--- BEGIN Material for the task ---

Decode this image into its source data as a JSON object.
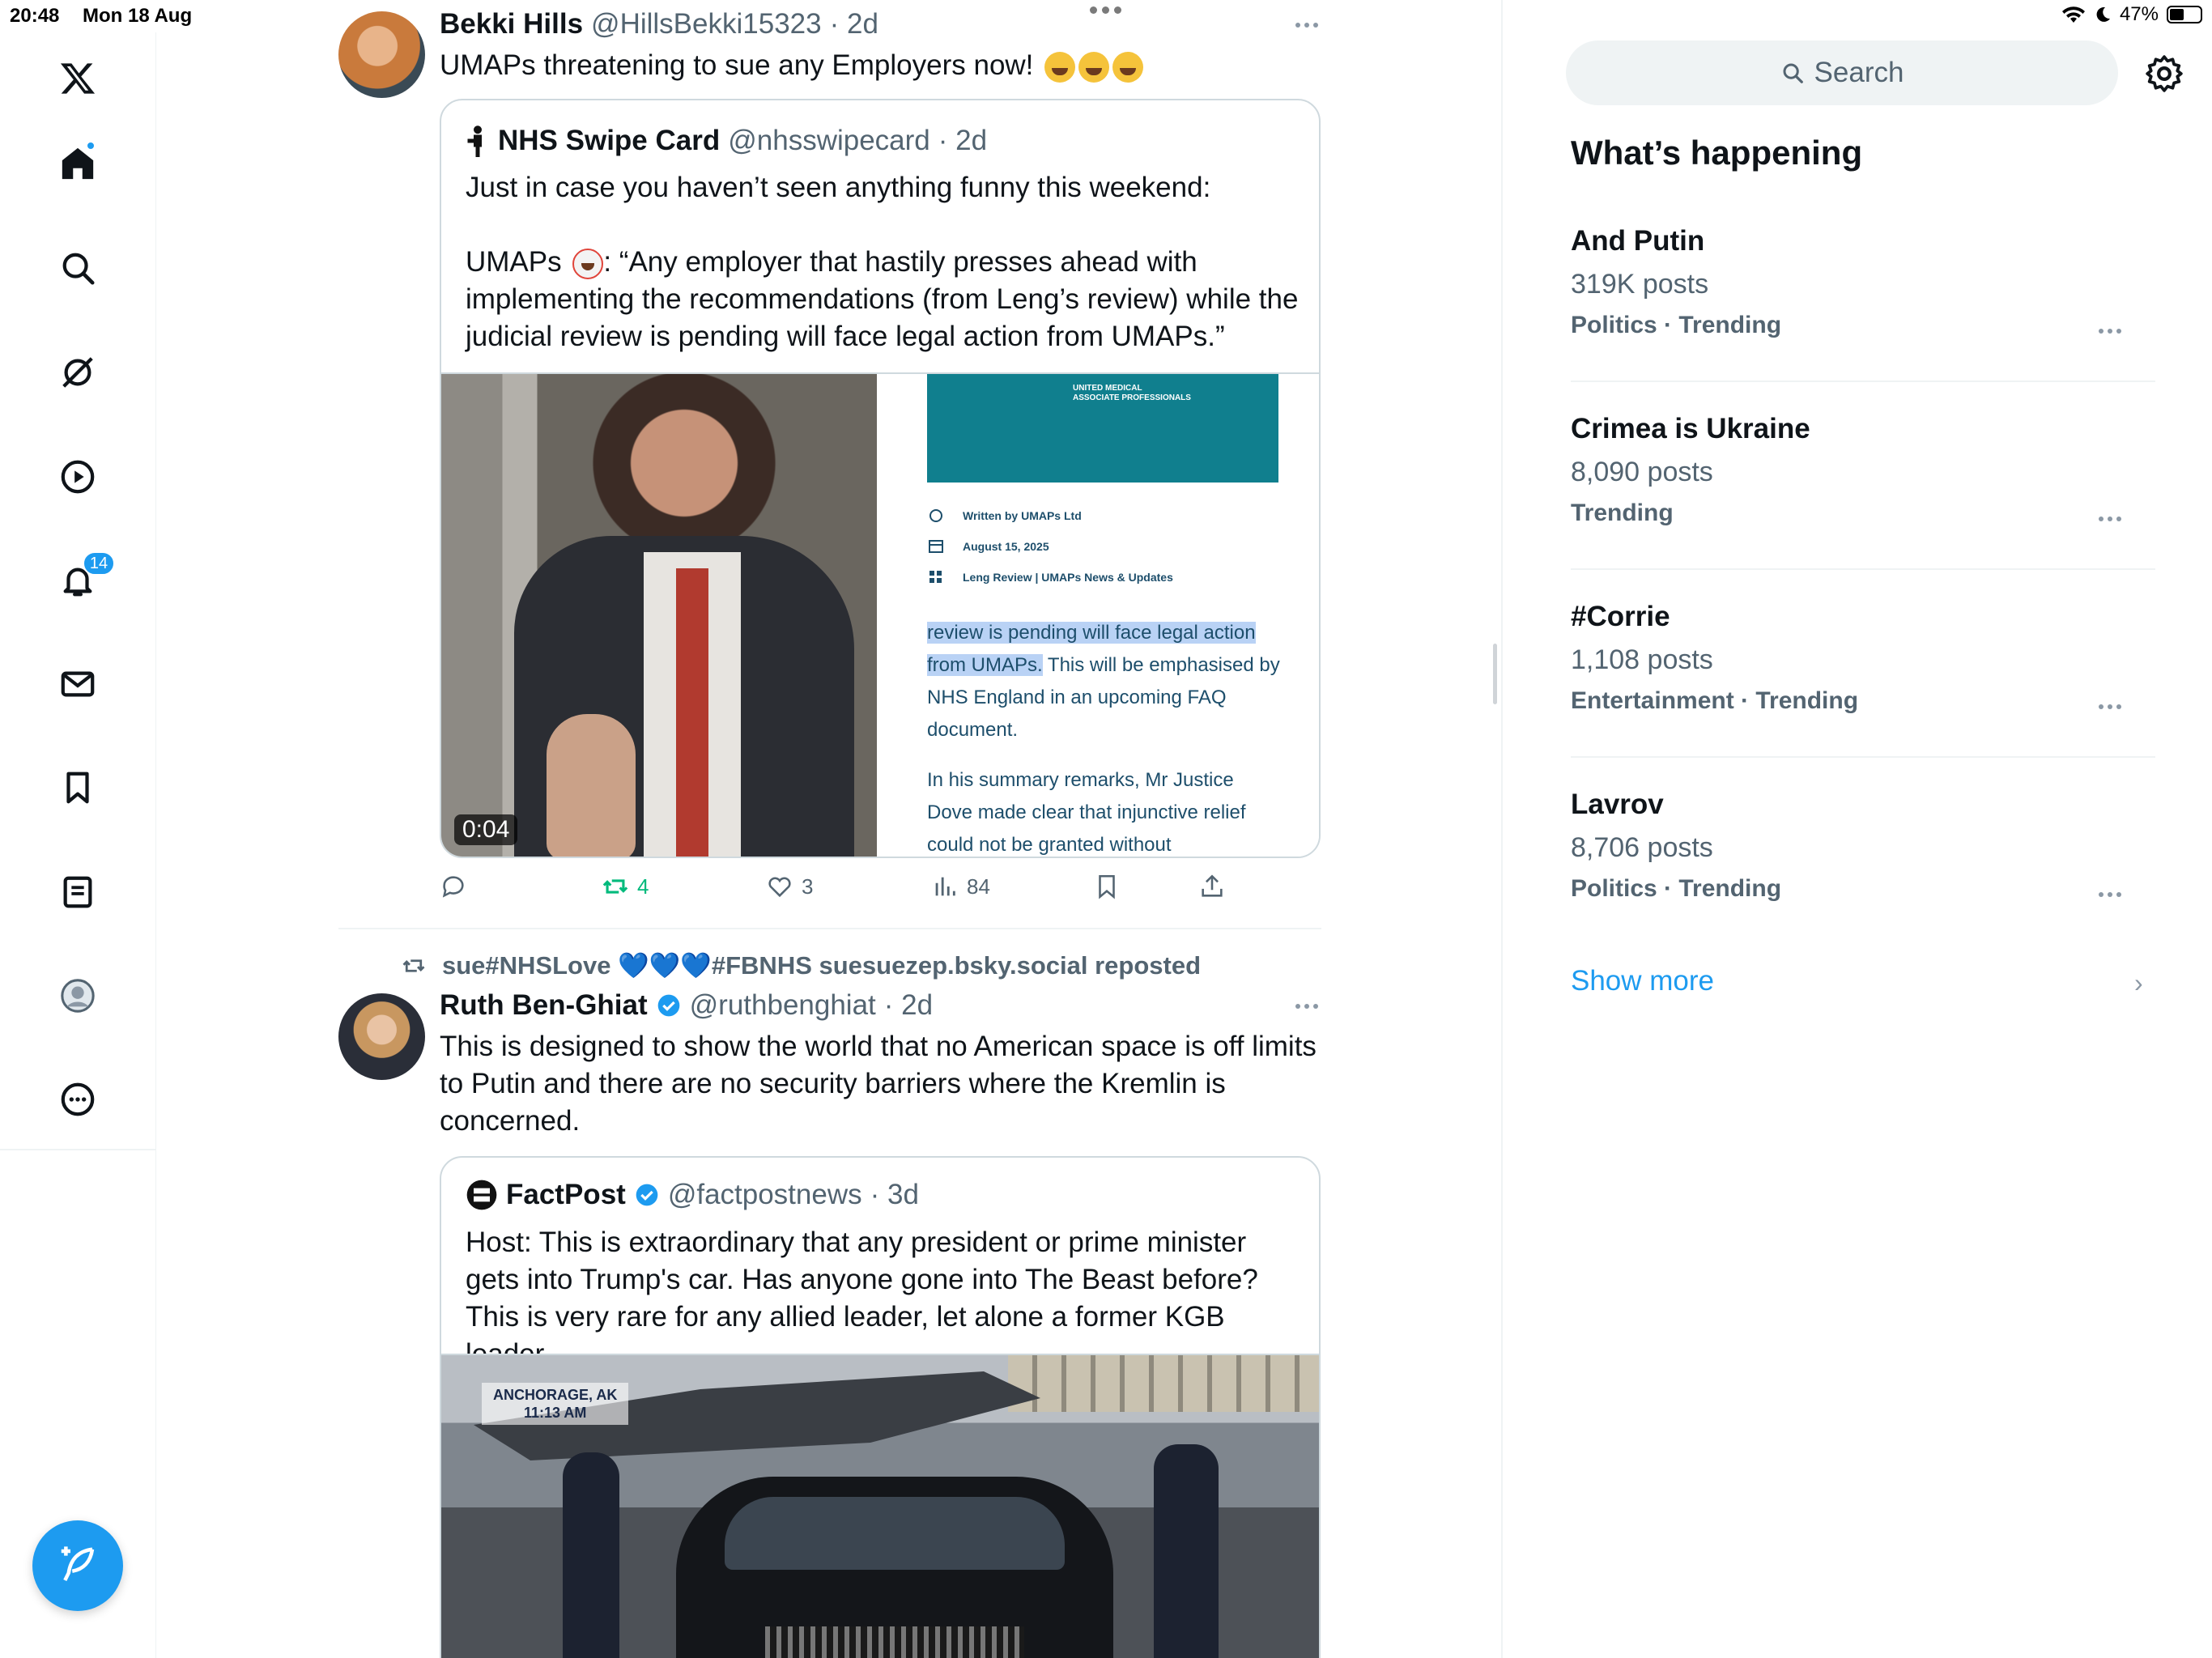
{
  "status": {
    "time": "20:48",
    "date": "Mon 18 Aug",
    "battery": "47%",
    "battery_level": 0.47
  },
  "nav": {
    "notifications_badge": "14",
    "icons": [
      "x-logo-icon",
      "home-icon",
      "search-icon",
      "grok-icon",
      "video-icon",
      "bell-icon",
      "mail-icon",
      "bookmark-icon",
      "lists-icon",
      "profile-icon",
      "more-icon"
    ]
  },
  "post1": {
    "name": "Bekki Hills",
    "handle": "@HillsBekki15323",
    "time": "· 2d",
    "text": "UMAPs threatening to sue any Employers now!",
    "quote": {
      "name": "NHS Swipe Card",
      "handle": "@nhsswipecard",
      "time": "· 2d",
      "text1": "Just in case you haven’t seen anything funny this weekend:",
      "text2a": "UMAPs",
      "text2b": ": “Any employer that hastily presses ahead with implementing the recommendations (from Leng’s review) while the judicial review is pending will face legal action from UMAPs.”",
      "video_duration": "0:04",
      "doc": {
        "org_line1": "UNITED MEDICAL",
        "org_line2": "ASSOCIATE PROFESSIONALS",
        "written_by": "Written by UMAPs Ltd",
        "date": "August 15, 2025",
        "category": "Leng Review | UMAPs News & Updates",
        "highlight": "review is pending will face legal action from UMAPs.",
        "body1": " This will be emphasised by NHS England in an upcoming FAQ document.",
        "body2": "In his summary remarks, Mr Justice Dove made clear that injunctive relief could not be granted without"
      }
    },
    "reposts": "4",
    "likes": "3",
    "views": "84"
  },
  "post2": {
    "repost_label": "sue#NHSLove 💙💙💙#FBNHS suesuezep.bsky.social reposted",
    "name": "Ruth Ben-Ghiat",
    "handle": "@ruthbenghiat",
    "time": "· 2d",
    "text": "This is designed to show the world that no American space is off limits to Putin and there are no security barriers where the Kremlin is concerned.",
    "quote": {
      "name": "FactPost",
      "handle": "@factpostnews",
      "time": "· 3d",
      "text": "Host: This is extraordinary that any president or prime minister gets into Trump's car. Has anyone gone into The Beast before? This is very rare for any allied leader, let alone a former KGB leader",
      "overlay_location": "ANCHORAGE, AK",
      "overlay_time": "11:13 AM"
    }
  },
  "sidebar": {
    "search_placeholder": "Search",
    "title": "What’s happening",
    "trends": [
      {
        "name": "And Putin",
        "count": "319K posts",
        "meta": "Politics · Trending"
      },
      {
        "name": "Crimea is Ukraine",
        "count": "8,090 posts",
        "meta": "Trending"
      },
      {
        "name": "#Corrie",
        "count": "1,108 posts",
        "meta": "Entertainment · Trending"
      },
      {
        "name": "Lavrov",
        "count": "8,706 posts",
        "meta": "Politics · Trending"
      }
    ],
    "show_more": "Show more"
  }
}
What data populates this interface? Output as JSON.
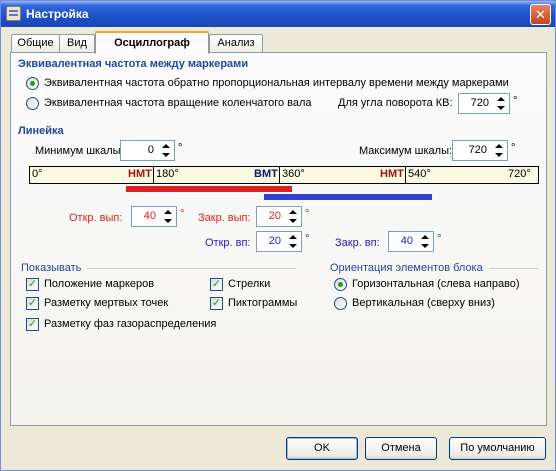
{
  "window": {
    "title": "Настройка"
  },
  "tabs": [
    "Общие",
    "Вид",
    "Осциллограф",
    "Анализ"
  ],
  "equiv": {
    "title": "Эквивалентная частота между маркерами",
    "option1": "Эквивалентная частота обратно пропорциональная интервалу времени между маркерами",
    "option2": "Эквивалентная частота вращение коленчатого вала",
    "angle_label": "Для угла поворота КВ:",
    "angle_value": "720",
    "deg": "°"
  },
  "ruler": {
    "title": "Линейка",
    "min_label": "Минимум шкалы:",
    "min_value": "0",
    "max_label": "Максимум шкалы:",
    "max_value": "720",
    "ticks": [
      "0°",
      "180°",
      "360°",
      "540°",
      "720°"
    ],
    "markers": [
      "НМТ",
      "ВМТ",
      "НМТ"
    ],
    "open_exh_label": "Откр. вып:",
    "open_exh_value": "40",
    "close_exh_label": "Закр. вып:",
    "close_exh_value": "20",
    "open_int_label": "Откр. вп:",
    "open_int_value": "20",
    "close_int_label": "Закр. вп:",
    "close_int_value": "40"
  },
  "show": {
    "title": "Показывать",
    "markers_pos": "Положение маркеров",
    "dead_points": "Разметку мертвых точек",
    "valve_phases": "Разметку фаз газораспределения",
    "arrows": "Стрелки",
    "pictograms": "Пиктограммы"
  },
  "orient": {
    "title": "Ориентация элементов блока",
    "horizontal": "Горизонтальная (слева направо)",
    "vertical": "Вертикальная (сверху вниз)"
  },
  "buttons": {
    "ok": "OK",
    "cancel": "Отмена",
    "default": "По умолчанию"
  },
  "colors": {
    "exhaust": "#e02020",
    "intake": "#2020c8",
    "section": "#21499b"
  }
}
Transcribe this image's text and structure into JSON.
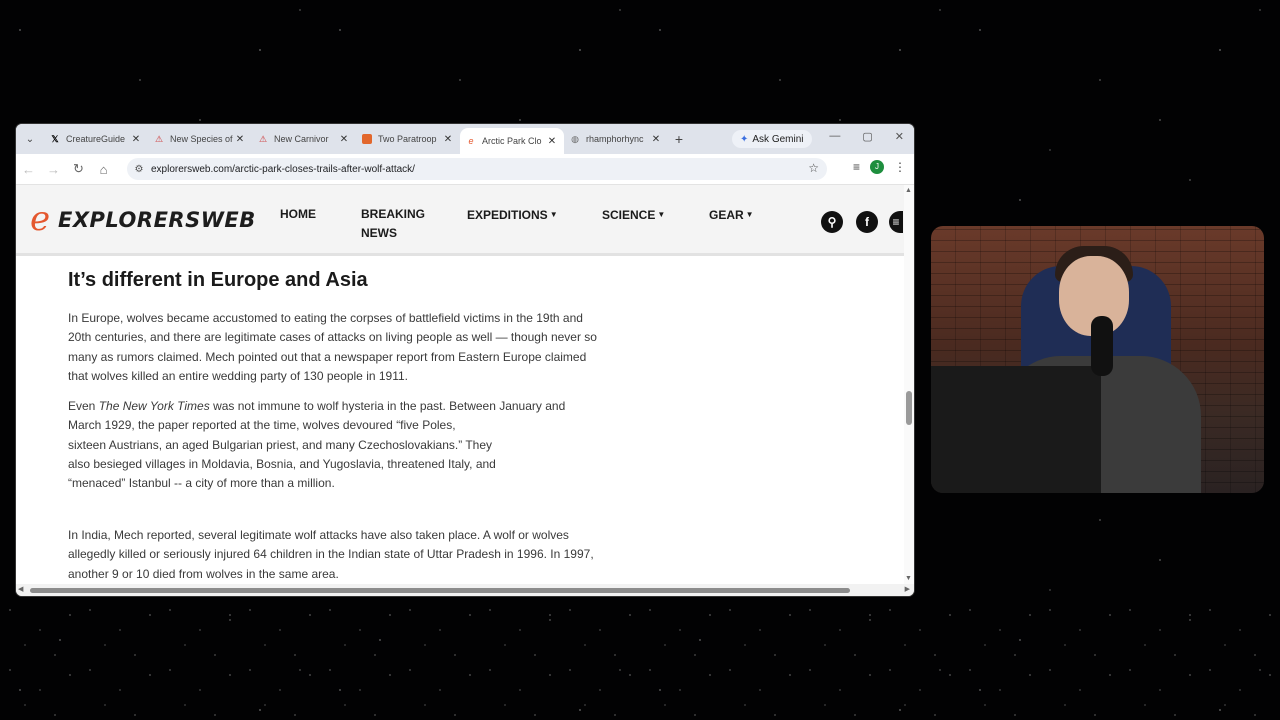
{
  "browser": {
    "tabs": [
      {
        "title": "CreatureGuide",
        "icon": "x-logo-icon",
        "active": false
      },
      {
        "title": "New Species of",
        "icon": "news-favicon-icon",
        "active": false
      },
      {
        "title": "New Carnivor",
        "icon": "news-favicon-icon",
        "active": false
      },
      {
        "title": "Two Paratroop",
        "icon": "news-favicon-icon",
        "active": false
      },
      {
        "title": "Arctic Park Clo",
        "icon": "explorersweb-favicon-icon",
        "active": true
      },
      {
        "title": "rhamphorhync",
        "icon": "globe-icon",
        "active": false
      }
    ],
    "gemini_label": "Ask Gemini",
    "url": "explorersweb.com/arctic-park-closes-trails-after-wolf-attack/",
    "profile_initial": "J"
  },
  "site": {
    "logo_text": "EXPLORERSWEB",
    "nav": {
      "home": "HOME",
      "breaking_1": "BREAKING",
      "breaking_2": "NEWS",
      "expeditions": "EXPEDITIONS",
      "science": "SCIENCE",
      "gear": "GEAR"
    }
  },
  "article": {
    "heading": "It’s different in Europe and Asia",
    "p1_lines": [
      "In Europe, wolves became accustomed to eating the corpses of battlefield victims in the 19th and",
      "20th centuries, and there are legitimate cases of attacks on living people as well — though never so",
      "many as rumors claimed. Mech pointed out that a newspaper report from Eastern Europe claimed",
      "that wolves killed an entire wedding party of 130 people in 1911."
    ],
    "p2_even": "Even ",
    "p2_nyt": "The New York Times",
    "p2_rest": " was not immune to wolf hysteria in the past. Between January and",
    "p2_lines": [
      "March 1929, the paper reported at the time, wolves devoured “five Poles,",
      "sixteen Austrians, an aged Bulgarian priest, and many Czechoslovakians.” They",
      "also besieged villages in Moldavia, Bosnia, and Yugoslavia, threatened Italy, and",
      "“menaced” Istanbul -- a city of more than a million."
    ],
    "p3_lines": [
      "In India, Mech reported, several legitimate wolf attacks have also taken place. A wolf or wolves",
      "allegedly killed or seriously injured 64 children in the Indian state of Uttar Pradesh in 1996. In 1997,",
      "another 9 or 10 died from wolves in the same area."
    ]
  },
  "colors": {
    "brand_orange": "#e4572e",
    "tabbar_bg": "#dfe3eb"
  }
}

--- END Material for the task ---

Your task. Pull out each line of the records holding the string "meta".

Right answer.
        "meta": "Politics · Trending"
        "meta": "Trending"
        "meta": "Entertainment · Trending"
        "meta": "Politics · Trending"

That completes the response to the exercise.